What to produce ::
Check each line for the string "médecins". Give only the count of lines that have it.

Extracted material ::
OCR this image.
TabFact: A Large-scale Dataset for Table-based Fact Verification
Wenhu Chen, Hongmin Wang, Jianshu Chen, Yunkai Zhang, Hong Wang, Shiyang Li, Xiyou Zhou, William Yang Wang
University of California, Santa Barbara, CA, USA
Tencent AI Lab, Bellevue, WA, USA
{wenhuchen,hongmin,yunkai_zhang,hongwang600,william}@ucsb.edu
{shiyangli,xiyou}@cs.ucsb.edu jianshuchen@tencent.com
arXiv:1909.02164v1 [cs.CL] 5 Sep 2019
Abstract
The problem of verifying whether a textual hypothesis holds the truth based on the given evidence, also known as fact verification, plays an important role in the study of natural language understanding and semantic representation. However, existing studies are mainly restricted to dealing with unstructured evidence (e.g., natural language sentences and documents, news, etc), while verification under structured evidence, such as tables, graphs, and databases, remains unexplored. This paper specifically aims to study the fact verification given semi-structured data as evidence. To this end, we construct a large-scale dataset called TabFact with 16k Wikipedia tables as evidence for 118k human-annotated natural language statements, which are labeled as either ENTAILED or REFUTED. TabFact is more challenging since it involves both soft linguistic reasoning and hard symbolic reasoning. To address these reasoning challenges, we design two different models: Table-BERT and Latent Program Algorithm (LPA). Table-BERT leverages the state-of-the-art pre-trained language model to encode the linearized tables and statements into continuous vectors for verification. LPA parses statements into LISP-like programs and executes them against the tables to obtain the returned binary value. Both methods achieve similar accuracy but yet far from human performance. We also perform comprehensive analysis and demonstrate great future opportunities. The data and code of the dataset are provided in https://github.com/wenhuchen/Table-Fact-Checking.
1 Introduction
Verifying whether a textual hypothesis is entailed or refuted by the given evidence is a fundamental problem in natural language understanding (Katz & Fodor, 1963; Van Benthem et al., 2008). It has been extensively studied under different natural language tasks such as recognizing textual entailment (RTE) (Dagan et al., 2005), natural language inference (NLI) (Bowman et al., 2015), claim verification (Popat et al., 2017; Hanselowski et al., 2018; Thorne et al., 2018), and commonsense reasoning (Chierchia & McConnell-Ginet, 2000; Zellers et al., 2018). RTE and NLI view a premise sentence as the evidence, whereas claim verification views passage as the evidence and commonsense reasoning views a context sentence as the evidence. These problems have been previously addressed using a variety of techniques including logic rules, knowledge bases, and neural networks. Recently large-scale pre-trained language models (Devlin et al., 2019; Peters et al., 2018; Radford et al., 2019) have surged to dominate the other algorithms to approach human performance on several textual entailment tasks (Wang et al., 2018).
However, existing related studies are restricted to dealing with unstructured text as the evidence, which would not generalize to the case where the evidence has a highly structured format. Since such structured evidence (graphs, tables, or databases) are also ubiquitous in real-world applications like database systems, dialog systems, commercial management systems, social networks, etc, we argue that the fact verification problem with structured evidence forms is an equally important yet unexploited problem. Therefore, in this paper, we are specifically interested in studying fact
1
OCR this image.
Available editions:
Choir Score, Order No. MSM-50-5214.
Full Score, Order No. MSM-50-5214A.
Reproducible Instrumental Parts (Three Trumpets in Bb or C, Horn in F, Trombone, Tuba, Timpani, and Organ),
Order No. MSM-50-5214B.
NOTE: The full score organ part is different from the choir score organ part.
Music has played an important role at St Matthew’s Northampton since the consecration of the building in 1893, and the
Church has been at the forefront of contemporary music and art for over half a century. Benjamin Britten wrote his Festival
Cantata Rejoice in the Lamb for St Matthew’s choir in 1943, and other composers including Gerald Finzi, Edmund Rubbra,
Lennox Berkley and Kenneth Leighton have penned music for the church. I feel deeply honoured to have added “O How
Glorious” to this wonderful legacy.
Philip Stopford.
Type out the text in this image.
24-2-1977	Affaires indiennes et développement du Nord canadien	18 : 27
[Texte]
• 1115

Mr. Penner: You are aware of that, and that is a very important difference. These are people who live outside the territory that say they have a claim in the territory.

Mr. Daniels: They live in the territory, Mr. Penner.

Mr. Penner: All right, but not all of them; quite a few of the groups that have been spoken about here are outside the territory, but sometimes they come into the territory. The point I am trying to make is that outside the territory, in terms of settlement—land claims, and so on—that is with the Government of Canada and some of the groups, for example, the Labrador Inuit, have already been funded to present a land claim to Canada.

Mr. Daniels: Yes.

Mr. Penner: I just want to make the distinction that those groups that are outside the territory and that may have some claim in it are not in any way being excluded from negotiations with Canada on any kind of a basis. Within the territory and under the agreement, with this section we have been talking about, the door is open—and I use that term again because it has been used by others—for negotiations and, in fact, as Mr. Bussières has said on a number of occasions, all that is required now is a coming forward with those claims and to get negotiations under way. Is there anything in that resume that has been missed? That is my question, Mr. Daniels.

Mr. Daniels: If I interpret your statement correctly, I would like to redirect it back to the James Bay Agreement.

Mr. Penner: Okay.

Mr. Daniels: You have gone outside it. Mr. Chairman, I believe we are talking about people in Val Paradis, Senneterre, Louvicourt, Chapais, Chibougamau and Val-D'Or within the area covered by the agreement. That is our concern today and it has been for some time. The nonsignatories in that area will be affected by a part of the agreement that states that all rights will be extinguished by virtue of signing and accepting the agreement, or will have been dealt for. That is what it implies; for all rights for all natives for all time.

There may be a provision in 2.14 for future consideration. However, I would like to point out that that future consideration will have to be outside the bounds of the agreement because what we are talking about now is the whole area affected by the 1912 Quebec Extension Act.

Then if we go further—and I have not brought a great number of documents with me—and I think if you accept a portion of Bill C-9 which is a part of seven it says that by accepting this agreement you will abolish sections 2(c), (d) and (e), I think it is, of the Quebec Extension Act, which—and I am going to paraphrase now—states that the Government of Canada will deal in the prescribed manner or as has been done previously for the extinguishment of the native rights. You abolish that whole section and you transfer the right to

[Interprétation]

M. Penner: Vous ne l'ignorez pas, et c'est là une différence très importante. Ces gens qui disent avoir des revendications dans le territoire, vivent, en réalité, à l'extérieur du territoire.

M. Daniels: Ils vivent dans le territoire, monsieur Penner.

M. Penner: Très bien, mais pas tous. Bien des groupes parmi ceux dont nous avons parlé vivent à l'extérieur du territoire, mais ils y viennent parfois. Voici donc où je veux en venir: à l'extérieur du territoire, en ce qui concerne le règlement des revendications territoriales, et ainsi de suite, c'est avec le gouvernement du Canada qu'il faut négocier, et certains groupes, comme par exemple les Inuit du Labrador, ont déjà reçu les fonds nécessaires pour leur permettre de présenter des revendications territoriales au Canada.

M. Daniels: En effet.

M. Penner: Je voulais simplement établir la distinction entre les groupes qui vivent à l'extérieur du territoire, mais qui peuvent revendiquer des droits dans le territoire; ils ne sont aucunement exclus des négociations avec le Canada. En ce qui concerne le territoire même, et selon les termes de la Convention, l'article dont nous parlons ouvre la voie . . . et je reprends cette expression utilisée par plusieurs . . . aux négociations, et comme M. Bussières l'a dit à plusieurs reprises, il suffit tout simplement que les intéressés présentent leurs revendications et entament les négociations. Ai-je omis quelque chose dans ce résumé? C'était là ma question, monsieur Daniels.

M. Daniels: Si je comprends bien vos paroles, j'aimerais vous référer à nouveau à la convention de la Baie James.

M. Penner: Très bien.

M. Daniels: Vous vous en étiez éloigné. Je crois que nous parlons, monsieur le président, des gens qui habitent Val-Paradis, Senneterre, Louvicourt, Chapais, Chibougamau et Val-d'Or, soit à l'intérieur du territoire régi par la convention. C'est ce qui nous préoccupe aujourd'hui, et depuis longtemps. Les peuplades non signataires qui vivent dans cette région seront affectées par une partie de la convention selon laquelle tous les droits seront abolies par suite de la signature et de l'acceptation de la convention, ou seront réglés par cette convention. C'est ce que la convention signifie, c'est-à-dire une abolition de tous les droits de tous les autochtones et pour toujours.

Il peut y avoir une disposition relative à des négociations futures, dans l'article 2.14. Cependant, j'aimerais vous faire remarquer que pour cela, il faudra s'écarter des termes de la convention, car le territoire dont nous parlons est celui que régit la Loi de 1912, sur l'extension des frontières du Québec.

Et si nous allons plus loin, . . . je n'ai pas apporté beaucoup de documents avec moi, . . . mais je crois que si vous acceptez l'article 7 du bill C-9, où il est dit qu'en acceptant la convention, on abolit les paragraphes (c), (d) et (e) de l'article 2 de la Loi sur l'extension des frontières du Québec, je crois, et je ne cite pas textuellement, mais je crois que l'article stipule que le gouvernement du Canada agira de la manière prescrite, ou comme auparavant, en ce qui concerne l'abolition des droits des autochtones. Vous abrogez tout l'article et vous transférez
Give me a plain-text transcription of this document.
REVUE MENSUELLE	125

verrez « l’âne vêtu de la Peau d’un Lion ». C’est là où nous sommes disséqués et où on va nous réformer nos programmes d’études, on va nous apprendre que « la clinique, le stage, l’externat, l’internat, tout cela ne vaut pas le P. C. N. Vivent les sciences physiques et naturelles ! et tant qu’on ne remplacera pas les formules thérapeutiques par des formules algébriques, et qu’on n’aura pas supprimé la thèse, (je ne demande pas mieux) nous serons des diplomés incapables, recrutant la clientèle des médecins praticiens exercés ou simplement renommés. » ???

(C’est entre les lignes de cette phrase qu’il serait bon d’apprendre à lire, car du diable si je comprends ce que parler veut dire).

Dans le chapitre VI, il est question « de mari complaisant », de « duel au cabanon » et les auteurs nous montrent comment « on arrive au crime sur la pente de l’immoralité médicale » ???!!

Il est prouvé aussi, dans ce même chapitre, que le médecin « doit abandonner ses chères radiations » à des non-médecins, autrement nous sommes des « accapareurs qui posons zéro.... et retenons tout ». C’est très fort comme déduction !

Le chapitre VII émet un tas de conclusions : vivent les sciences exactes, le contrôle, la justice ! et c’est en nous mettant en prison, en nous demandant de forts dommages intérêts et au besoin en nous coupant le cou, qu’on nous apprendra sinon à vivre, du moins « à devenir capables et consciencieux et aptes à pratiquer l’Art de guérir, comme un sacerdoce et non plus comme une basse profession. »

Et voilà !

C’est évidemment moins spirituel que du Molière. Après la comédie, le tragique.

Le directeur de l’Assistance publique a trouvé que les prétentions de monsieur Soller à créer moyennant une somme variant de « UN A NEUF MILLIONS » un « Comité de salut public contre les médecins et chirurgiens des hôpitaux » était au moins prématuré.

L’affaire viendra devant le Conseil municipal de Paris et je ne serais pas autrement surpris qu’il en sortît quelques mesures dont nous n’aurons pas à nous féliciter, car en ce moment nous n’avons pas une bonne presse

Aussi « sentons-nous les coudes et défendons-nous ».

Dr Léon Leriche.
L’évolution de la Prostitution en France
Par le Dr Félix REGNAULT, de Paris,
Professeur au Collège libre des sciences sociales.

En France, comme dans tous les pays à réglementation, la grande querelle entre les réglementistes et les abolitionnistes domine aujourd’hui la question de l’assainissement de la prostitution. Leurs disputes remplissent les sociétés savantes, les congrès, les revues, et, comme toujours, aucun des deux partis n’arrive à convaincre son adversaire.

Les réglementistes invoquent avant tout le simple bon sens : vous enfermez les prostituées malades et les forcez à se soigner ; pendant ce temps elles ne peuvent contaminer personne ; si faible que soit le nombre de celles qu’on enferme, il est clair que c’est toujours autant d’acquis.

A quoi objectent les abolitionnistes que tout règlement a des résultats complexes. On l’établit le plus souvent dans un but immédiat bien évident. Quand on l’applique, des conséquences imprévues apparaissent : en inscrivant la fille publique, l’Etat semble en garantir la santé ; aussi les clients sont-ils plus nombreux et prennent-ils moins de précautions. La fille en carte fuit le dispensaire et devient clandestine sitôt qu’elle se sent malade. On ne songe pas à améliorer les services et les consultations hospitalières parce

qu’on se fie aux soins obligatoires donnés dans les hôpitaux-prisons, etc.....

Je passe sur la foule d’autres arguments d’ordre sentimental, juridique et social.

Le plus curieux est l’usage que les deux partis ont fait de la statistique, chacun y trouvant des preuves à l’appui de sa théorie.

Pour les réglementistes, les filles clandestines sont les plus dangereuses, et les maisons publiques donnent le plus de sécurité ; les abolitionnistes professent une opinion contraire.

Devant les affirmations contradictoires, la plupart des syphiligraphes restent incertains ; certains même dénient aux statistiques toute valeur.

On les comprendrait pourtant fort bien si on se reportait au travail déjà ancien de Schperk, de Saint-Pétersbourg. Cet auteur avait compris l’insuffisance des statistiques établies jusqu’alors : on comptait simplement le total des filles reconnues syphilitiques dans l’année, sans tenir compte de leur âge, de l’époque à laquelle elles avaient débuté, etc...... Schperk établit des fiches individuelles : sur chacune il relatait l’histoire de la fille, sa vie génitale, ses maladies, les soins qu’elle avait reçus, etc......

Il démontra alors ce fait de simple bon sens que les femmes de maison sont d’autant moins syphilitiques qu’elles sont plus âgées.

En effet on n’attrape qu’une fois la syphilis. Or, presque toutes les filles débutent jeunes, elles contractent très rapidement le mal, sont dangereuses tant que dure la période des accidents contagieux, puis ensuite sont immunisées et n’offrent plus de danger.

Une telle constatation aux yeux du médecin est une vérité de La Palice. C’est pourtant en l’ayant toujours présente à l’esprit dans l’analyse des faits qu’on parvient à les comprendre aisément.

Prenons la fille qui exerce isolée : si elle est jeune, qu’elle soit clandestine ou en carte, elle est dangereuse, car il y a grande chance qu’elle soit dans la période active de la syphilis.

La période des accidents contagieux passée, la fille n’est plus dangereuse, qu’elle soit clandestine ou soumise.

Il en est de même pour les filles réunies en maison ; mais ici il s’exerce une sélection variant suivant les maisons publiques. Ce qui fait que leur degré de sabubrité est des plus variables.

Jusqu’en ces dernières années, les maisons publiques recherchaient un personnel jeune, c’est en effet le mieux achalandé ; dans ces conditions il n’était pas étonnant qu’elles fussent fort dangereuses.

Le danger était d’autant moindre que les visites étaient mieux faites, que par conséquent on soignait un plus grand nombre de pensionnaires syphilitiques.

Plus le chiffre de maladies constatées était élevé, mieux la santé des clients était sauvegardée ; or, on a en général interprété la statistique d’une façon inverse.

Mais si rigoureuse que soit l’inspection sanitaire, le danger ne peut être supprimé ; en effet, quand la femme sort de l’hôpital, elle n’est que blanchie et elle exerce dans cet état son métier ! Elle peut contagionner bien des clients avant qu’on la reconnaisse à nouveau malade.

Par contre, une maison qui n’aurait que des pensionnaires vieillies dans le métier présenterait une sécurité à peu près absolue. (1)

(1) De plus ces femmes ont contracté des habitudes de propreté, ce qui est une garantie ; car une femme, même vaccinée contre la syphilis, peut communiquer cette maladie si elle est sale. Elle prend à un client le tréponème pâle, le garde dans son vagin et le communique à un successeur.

Exercise answer ::
3